**PROBLEM DESCRIPTION**
Work through the data and report how many lines include the string "苯乙烯类嵌段共聚物", giving the number alone.

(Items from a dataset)
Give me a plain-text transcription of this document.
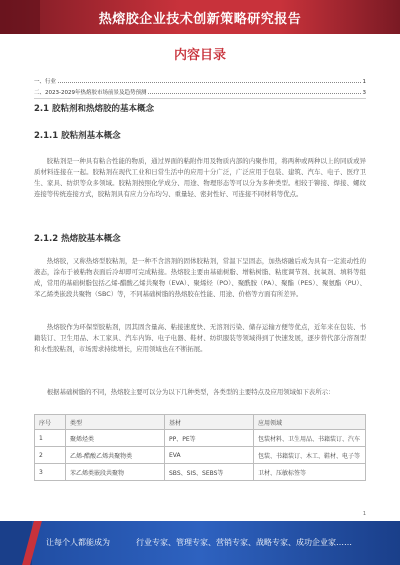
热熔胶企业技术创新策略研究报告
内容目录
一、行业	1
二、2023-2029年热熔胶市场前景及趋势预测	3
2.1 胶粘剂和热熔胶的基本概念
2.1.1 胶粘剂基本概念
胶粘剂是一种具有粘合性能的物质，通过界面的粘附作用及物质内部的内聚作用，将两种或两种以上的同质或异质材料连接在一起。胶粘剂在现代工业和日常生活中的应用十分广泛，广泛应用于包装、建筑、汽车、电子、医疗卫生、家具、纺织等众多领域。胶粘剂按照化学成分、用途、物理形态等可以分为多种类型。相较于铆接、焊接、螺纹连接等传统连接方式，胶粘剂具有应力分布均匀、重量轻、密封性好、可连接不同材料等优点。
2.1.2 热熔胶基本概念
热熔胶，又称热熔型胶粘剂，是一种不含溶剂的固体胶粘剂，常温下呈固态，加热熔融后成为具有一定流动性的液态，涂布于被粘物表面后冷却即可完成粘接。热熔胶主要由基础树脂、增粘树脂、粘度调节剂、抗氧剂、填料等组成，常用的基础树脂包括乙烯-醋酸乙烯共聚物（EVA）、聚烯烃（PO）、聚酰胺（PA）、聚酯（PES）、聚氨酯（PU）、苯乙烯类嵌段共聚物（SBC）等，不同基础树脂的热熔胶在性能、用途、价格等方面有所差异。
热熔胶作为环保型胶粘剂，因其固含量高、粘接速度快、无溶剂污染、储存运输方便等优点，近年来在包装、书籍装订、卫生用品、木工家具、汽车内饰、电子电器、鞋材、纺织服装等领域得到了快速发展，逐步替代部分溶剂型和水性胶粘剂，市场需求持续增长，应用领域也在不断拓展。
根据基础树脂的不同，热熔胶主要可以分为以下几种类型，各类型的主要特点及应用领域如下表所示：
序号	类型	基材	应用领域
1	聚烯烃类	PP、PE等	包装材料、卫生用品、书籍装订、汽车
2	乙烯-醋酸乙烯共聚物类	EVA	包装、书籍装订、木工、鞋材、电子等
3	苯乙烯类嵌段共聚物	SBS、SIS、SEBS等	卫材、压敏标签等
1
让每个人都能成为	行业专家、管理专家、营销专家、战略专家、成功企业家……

...

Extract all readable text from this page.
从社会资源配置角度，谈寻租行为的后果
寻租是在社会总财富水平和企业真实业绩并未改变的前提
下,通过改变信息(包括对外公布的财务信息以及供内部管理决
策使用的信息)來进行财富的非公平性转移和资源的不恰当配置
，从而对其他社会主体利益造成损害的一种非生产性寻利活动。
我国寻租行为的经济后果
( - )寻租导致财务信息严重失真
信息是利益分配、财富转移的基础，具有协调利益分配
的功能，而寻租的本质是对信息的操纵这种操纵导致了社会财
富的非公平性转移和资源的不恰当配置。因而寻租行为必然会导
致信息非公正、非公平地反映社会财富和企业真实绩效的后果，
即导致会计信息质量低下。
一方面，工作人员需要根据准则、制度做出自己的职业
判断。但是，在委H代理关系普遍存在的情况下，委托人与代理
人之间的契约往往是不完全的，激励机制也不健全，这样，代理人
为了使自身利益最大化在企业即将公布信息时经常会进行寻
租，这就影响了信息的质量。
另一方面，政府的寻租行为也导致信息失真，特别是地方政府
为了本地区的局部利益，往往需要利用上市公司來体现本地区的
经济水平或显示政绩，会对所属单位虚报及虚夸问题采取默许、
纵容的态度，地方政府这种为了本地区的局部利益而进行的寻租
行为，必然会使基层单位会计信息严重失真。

**WORKED SOLUTION**
2